→ **DIRECTION**
Consider the data that follows and state how many lines contain the string "przepływu", using the number alone.

→ **LISTED RECORDS**
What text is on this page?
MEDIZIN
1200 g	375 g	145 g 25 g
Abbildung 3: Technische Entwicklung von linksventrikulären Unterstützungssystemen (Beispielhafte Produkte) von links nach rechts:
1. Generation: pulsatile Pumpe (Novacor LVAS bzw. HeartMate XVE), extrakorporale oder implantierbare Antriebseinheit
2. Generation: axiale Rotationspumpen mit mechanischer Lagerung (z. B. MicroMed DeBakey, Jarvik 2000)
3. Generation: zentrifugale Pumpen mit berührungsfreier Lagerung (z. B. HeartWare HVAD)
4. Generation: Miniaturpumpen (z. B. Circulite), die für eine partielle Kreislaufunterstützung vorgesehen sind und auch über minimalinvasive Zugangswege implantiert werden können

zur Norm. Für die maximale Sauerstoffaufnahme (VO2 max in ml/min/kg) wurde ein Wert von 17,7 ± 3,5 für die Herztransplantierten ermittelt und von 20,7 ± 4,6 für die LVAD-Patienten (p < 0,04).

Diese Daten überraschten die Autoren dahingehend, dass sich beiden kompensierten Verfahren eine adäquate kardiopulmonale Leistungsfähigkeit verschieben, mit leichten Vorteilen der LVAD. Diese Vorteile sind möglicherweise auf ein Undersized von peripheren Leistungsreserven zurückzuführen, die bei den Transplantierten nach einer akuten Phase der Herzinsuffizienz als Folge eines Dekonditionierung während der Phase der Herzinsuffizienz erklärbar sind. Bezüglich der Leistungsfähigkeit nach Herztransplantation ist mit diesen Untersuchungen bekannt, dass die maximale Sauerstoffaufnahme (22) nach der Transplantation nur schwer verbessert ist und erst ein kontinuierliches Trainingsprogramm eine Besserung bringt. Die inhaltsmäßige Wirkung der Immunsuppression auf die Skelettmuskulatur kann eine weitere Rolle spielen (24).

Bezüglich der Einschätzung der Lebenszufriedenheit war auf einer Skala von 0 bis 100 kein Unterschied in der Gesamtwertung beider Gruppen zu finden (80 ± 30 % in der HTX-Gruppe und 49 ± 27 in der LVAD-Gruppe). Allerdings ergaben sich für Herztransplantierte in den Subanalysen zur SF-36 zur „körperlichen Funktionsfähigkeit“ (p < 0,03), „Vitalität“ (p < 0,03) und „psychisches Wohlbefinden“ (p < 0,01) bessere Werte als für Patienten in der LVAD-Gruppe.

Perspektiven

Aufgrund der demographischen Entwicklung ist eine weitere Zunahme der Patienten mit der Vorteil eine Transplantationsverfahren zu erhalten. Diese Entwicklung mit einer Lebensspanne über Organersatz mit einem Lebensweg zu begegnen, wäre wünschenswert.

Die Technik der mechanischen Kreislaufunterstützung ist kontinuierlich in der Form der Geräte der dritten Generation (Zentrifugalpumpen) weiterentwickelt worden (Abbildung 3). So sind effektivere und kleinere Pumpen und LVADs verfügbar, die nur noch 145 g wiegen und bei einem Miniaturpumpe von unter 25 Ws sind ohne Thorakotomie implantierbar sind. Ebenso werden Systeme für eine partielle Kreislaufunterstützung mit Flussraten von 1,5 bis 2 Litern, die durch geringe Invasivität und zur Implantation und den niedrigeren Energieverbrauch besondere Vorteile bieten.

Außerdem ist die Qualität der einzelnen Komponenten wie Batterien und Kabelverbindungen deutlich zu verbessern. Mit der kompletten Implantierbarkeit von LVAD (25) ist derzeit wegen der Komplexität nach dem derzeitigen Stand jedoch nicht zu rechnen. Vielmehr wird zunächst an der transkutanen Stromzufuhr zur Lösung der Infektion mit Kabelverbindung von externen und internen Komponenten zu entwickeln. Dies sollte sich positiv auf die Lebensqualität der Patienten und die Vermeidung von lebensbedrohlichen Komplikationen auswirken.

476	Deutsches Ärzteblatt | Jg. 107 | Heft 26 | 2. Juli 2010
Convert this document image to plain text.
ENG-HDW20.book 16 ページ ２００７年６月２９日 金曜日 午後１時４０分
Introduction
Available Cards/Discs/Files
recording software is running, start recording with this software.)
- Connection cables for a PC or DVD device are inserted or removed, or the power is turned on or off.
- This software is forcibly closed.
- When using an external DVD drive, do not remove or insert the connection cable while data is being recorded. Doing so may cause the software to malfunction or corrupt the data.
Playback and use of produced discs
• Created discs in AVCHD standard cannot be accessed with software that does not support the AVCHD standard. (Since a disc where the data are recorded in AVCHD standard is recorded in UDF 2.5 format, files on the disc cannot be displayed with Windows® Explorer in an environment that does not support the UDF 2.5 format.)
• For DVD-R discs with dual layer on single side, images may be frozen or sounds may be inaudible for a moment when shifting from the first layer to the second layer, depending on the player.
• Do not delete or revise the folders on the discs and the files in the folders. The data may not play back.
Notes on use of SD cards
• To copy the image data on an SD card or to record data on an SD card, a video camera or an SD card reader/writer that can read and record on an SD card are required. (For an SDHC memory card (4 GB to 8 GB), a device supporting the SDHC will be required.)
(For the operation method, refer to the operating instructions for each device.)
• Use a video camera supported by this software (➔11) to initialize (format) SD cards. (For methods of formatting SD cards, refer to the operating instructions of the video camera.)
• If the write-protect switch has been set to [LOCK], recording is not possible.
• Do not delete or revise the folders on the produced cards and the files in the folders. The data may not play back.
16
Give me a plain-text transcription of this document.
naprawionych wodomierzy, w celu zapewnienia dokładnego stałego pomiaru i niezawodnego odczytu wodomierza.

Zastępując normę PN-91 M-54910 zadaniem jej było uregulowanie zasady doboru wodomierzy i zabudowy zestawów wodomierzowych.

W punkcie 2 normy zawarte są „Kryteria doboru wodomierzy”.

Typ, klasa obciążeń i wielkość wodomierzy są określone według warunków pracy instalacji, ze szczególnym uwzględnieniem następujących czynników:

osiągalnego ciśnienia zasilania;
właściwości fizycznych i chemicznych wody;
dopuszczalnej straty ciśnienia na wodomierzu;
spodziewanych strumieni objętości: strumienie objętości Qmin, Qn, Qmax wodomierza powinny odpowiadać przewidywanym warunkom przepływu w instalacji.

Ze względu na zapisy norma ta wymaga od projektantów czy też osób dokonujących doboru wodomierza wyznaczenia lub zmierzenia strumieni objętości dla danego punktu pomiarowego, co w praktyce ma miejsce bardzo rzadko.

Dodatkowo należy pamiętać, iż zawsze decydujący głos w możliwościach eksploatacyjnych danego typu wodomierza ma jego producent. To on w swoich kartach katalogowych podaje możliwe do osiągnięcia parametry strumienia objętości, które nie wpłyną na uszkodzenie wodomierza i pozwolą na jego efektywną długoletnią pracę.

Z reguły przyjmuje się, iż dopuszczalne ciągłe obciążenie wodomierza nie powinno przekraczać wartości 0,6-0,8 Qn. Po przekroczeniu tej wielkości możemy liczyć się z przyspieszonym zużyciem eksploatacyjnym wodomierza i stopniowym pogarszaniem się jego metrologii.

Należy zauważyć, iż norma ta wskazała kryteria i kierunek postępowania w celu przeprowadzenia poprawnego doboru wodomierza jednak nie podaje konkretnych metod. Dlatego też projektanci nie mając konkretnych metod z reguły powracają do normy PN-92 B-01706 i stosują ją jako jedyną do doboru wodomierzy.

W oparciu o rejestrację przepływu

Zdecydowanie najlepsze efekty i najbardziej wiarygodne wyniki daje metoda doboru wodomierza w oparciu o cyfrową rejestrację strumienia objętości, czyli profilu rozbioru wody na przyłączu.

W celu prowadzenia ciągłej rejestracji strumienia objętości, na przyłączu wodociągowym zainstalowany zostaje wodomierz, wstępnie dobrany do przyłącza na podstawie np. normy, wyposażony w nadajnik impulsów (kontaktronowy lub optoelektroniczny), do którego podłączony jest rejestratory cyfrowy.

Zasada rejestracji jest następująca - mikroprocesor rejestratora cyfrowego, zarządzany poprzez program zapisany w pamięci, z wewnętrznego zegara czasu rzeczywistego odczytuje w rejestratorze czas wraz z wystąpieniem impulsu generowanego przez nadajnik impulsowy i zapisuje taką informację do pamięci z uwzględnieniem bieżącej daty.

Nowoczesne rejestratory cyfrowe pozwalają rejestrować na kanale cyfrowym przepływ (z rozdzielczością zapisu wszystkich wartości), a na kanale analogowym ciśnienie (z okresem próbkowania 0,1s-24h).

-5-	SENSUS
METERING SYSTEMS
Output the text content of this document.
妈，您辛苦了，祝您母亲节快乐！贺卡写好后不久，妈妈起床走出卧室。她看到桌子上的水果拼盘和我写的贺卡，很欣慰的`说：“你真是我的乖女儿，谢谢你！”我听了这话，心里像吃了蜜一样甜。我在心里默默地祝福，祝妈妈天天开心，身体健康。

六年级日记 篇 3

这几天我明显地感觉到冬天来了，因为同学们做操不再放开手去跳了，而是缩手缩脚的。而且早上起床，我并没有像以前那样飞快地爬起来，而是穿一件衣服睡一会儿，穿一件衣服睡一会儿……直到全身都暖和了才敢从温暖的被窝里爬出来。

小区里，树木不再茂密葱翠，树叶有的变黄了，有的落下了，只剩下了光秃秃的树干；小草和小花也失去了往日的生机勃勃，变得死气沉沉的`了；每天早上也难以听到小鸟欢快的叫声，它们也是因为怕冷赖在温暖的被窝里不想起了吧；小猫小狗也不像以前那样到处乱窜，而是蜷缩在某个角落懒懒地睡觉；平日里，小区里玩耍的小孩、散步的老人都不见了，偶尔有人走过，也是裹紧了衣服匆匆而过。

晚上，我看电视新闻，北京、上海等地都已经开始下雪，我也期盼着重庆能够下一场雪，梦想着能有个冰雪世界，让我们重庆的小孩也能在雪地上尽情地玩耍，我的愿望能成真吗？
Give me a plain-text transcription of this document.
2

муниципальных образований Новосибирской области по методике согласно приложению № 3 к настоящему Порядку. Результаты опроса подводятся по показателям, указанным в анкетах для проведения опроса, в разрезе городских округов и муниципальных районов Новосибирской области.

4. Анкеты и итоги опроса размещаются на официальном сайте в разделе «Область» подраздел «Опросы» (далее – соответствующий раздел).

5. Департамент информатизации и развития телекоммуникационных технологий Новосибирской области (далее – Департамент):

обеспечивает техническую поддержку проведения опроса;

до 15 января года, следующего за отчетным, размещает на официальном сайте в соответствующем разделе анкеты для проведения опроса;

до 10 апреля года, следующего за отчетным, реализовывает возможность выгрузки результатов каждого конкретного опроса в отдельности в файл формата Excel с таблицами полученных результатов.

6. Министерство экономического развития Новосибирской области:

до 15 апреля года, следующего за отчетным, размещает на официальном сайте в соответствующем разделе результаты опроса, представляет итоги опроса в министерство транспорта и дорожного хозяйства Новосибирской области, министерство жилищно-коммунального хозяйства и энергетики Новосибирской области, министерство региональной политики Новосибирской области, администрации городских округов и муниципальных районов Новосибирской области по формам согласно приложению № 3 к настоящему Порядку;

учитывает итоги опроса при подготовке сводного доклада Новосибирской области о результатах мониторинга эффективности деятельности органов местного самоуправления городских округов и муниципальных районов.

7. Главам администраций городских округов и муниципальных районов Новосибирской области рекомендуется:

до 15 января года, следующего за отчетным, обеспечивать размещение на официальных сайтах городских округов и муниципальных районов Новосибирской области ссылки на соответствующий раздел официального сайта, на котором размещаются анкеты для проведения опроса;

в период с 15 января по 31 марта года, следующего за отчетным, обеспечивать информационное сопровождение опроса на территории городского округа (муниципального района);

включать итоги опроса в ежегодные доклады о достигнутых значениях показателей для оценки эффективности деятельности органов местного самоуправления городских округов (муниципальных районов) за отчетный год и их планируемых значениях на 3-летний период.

→ **RESULT OF THIS EXERCISE**
2